Dataset items:
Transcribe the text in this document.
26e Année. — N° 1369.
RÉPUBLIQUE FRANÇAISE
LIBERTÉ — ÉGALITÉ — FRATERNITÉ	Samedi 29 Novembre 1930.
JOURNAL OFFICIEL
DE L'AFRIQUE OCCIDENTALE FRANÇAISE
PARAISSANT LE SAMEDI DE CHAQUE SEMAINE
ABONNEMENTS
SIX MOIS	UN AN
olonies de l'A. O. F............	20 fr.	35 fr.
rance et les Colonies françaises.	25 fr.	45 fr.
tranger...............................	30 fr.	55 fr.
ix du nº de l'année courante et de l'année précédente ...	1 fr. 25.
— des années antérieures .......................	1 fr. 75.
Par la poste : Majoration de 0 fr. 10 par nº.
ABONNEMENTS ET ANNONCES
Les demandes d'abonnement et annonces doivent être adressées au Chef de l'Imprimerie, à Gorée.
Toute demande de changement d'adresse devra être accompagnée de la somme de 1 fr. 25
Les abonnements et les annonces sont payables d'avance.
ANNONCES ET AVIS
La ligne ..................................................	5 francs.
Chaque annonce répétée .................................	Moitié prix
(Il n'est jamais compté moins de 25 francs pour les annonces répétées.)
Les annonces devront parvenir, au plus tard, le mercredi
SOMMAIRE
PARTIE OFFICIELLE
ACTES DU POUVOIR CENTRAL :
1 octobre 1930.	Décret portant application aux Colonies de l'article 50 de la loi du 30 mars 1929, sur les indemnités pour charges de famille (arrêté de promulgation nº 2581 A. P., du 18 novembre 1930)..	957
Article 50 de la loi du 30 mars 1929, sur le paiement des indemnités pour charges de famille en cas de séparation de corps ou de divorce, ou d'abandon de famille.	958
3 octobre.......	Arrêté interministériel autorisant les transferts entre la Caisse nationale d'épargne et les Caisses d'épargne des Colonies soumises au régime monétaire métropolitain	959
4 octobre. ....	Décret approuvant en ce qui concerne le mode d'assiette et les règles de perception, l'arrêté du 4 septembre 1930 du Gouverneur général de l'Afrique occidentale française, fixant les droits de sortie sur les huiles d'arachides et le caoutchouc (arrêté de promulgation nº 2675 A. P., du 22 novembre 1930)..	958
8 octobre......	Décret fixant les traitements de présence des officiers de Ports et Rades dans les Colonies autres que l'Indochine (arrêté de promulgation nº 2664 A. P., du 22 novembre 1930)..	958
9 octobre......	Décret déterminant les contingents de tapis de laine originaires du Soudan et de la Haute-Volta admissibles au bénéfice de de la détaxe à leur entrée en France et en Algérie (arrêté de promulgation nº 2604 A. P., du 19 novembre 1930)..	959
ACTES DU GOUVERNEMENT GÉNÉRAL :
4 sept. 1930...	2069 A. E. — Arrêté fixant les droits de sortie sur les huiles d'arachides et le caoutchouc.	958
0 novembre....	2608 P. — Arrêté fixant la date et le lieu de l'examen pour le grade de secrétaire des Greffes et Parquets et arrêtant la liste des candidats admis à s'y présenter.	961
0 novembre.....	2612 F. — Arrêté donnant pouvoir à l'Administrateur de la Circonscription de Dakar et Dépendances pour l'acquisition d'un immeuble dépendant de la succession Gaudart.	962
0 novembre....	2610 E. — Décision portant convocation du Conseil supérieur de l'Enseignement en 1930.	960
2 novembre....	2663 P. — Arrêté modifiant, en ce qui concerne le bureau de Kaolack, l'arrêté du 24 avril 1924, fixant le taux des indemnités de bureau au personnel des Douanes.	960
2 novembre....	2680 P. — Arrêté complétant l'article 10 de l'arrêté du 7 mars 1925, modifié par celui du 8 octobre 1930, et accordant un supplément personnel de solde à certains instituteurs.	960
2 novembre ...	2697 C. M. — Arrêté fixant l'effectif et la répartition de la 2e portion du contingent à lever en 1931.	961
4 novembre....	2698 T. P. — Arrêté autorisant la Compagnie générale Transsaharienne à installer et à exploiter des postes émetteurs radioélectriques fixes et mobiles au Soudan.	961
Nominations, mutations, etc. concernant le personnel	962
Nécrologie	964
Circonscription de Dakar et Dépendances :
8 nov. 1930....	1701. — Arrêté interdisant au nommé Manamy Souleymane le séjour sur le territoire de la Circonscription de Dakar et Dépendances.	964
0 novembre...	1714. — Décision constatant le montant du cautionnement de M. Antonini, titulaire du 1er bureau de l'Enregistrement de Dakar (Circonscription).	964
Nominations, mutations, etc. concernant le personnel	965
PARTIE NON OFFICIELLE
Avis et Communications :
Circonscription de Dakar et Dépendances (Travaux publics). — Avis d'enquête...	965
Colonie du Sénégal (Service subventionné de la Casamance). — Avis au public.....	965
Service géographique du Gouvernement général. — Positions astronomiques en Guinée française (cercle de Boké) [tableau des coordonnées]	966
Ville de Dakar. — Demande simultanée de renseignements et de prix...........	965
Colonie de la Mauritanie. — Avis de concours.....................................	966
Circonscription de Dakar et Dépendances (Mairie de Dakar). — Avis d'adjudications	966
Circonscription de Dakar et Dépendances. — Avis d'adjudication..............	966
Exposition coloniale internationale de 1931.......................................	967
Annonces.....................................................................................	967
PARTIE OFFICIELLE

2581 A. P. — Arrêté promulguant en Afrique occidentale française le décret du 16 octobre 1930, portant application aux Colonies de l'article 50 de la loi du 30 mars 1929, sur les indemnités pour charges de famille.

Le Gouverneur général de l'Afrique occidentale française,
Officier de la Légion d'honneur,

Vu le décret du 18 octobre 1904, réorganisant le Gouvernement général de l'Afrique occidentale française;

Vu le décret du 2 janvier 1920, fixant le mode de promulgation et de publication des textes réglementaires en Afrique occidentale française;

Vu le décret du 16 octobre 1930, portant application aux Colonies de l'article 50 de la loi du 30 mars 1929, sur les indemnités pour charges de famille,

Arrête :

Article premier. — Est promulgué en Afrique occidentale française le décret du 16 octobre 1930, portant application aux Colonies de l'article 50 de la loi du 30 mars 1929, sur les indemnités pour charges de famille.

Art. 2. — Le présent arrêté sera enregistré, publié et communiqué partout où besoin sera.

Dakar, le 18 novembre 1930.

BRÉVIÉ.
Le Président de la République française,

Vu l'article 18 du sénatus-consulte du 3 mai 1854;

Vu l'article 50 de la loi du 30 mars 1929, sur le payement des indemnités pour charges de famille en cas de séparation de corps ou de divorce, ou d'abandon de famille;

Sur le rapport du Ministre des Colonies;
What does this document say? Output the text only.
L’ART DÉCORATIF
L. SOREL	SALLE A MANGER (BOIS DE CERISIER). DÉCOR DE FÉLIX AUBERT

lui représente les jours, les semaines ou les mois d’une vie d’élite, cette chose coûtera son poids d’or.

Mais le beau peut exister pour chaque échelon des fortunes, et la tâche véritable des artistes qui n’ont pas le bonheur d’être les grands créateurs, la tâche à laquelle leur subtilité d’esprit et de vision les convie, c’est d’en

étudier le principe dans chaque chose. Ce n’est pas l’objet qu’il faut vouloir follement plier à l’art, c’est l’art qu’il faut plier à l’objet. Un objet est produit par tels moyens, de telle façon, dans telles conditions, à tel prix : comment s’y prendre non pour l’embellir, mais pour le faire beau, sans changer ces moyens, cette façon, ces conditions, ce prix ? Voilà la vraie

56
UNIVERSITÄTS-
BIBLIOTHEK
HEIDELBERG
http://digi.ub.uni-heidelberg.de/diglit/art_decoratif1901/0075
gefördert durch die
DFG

TASK TO CARRY OUT » Copy out every line holding the string "bureau".

ANSWER FOR THE TASK »
2 novembre....	2663 P. — Arrêté modifiant, en ce qui concerne le bureau de Kaolack, l'arrêté du 24 avril 1924, fixant le taux des indemnités de bureau au personnel des Douanes.	960
0 novembre...	1714. — Décision constatant le montant du cautionnement de M. Antonini, titulaire du 1er bureau de l'Enregistrement de Dakar (Circonscription).	964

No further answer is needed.